Stored data:
::::::::

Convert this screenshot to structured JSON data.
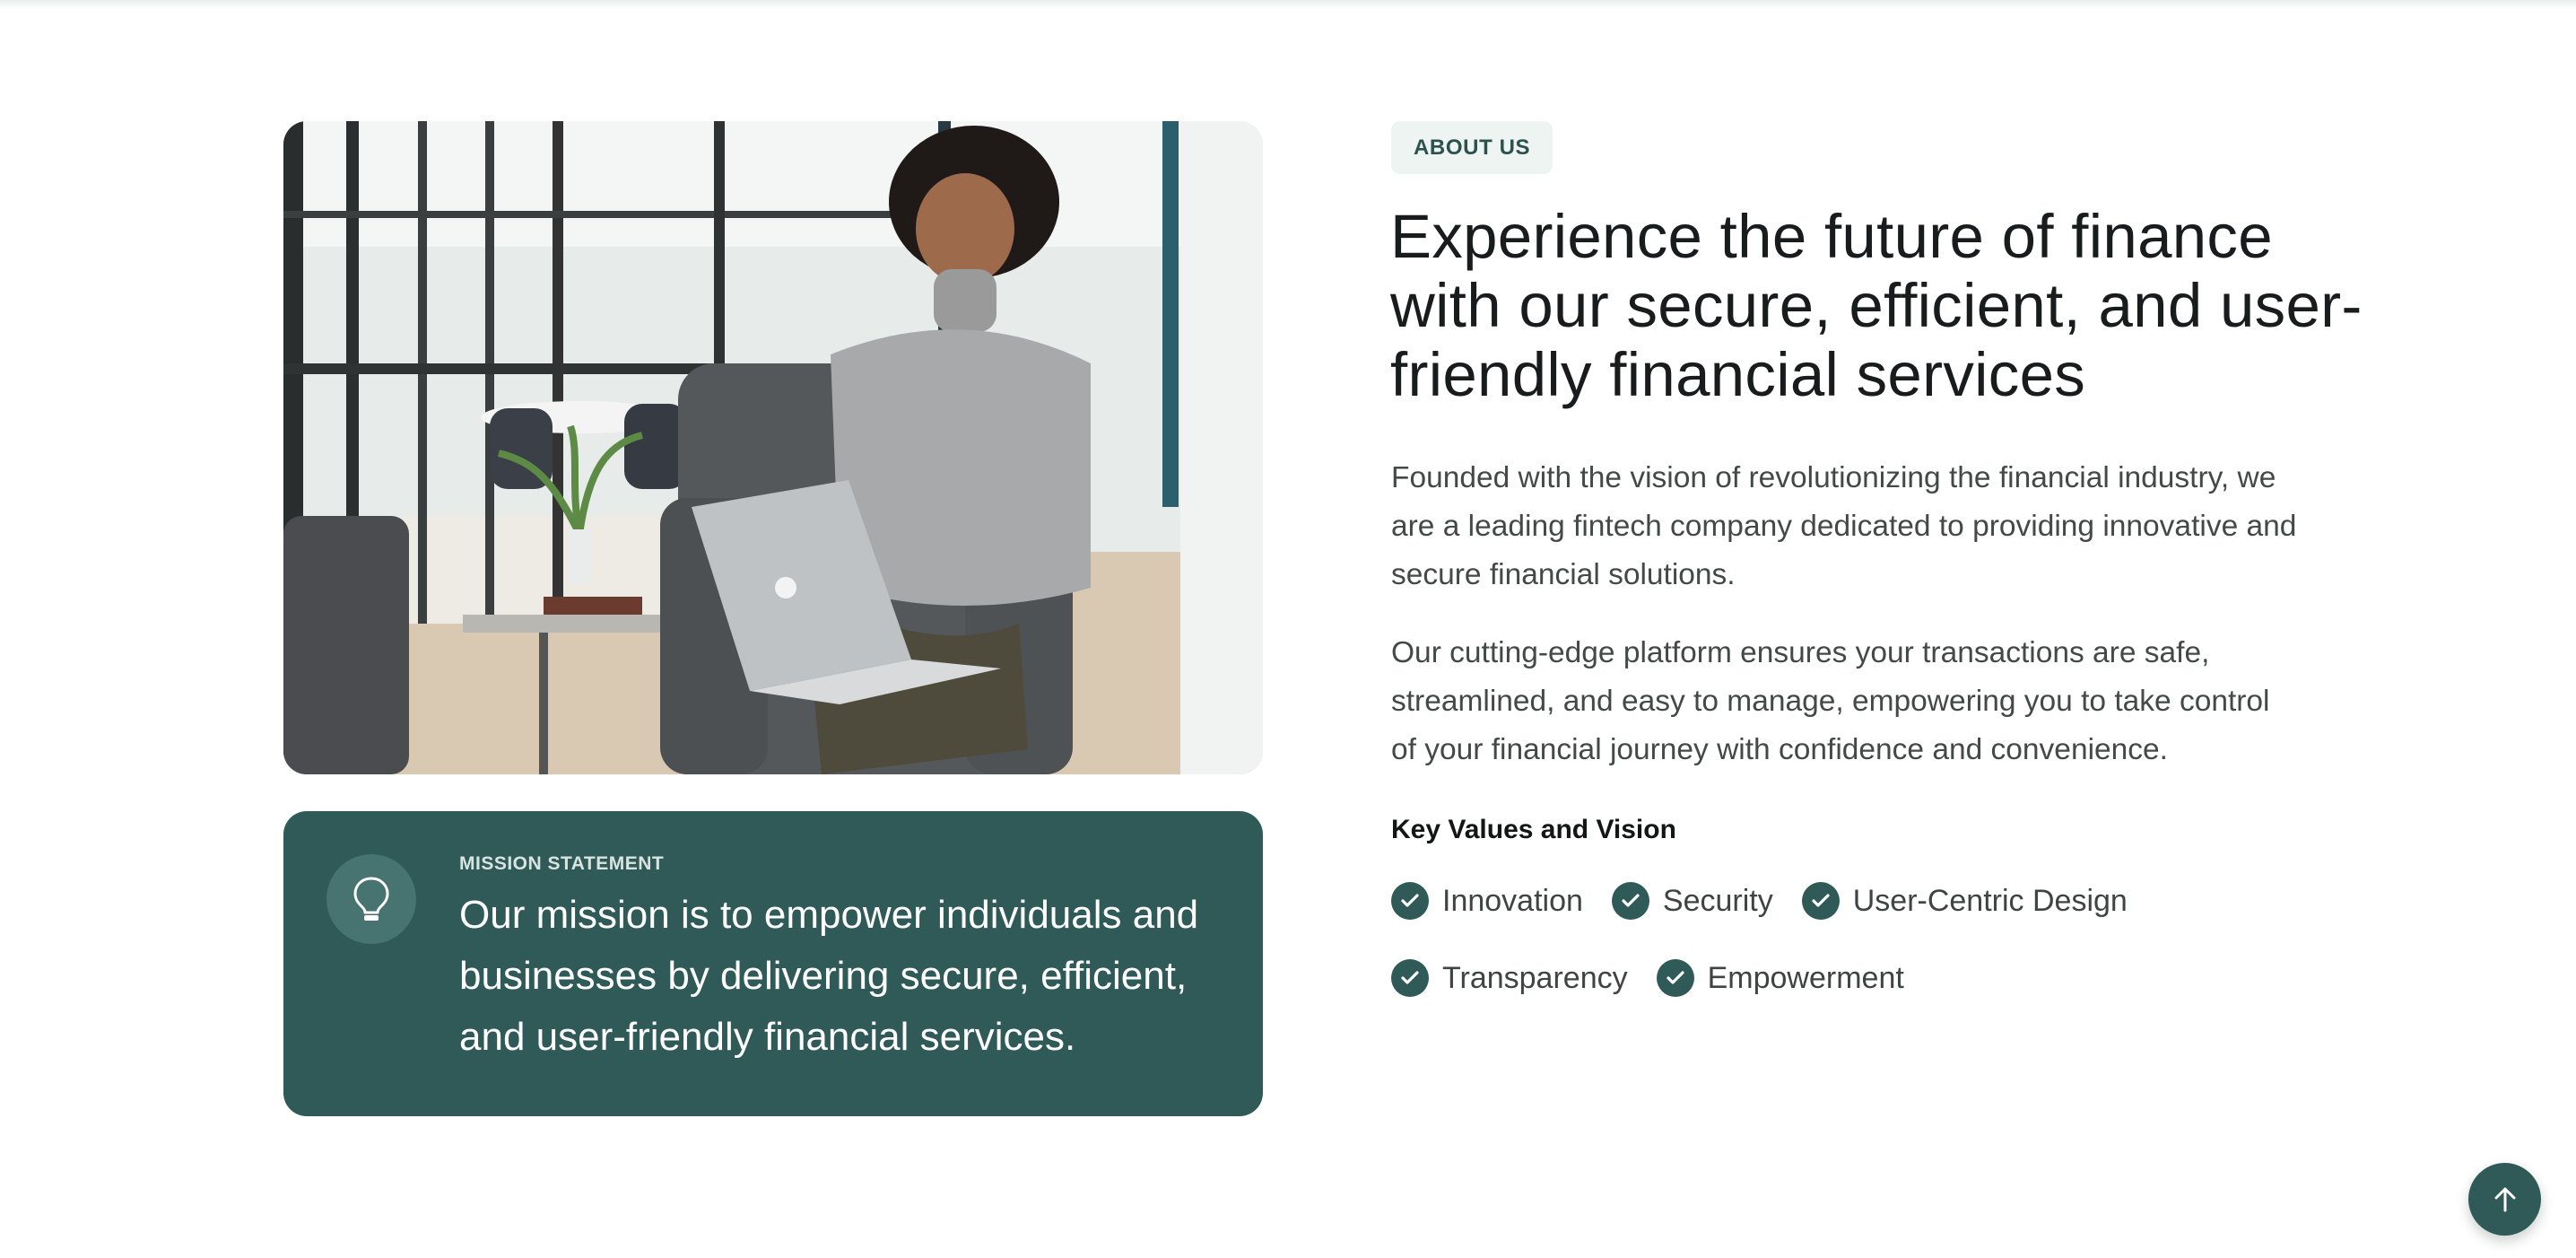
{
  "about": {
    "badge": "ABOUT US",
    "headline": "Experience the future of finance with our secure, efficient, and user-friendly financial services",
    "paragraphs": [
      "Founded with the vision of revolutionizing the financial industry, we are a leading fintech company dedicated to providing innovative and secure financial solutions.",
      "Our cutting-edge platform ensures your transactions are safe, streamlined, and easy to manage, empowering you to take control of your financial journey with confidence and convenience."
    ],
    "values_title": "Key Values and Vision",
    "values": [
      "Innovation",
      "Security",
      "User-Centric Design",
      "Transparency",
      "Empowerment"
    ]
  },
  "mission": {
    "label": "MISSION STATEMENT",
    "text": "Our mission is to empower individuals and businesses by delivering secure, efficient, and user-friendly financial services.",
    "icon": "lightbulb-icon"
  },
  "photo": {
    "icon": "office-photo"
  },
  "scroll_top": {
    "icon": "arrow-up-icon"
  },
  "colors": {
    "accent": "#2f5a57",
    "badge_bg": "#edf4f1",
    "headline": "#181c1c",
    "body_text": "#434947"
  }
}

::::::::

#### YOUR INSTRUCTIONS
Restate each entry word for word, leaving out any pictures.

#### RESULT FOR THIS EXERCISE
Convert this screenshot to structured JSON data.
{
  "about": {
    "badge": "ABOUT US",
    "headline": "Experience the future of finance with our secure, efficient, and user-friendly financial services",
    "paragraphs": [
      "Founded with the vision of revolutionizing the financial industry, we are a leading fintech company dedicated to providing innovative and secure financial solutions.",
      "Our cutting-edge platform ensures your transactions are safe, streamlined, and easy to manage, empowering you to take control of your financial journey with confidence and convenience."
    ],
    "values_title": "Key Values and Vision",
    "values": [
      "Innovation",
      "Security",
      "User-Centric Design",
      "Transparency",
      "Empowerment"
    ]
  },
  "mission": {
    "label": "MISSION STATEMENT",
    "text": "Our mission is to empower individuals and businesses by delivering secure, efficient, and user-friendly financial services.",
    "icon": "lightbulb-icon"
  },
  "photo": {
    "icon": "office-photo"
  },
  "scroll_top": {
    "icon": "arrow-up-icon"
  },
  "colors": {
    "accent": "#2f5a57",
    "badge_bg": "#edf4f1",
    "headline": "#181c1c",
    "body_text": "#434947"
  }
}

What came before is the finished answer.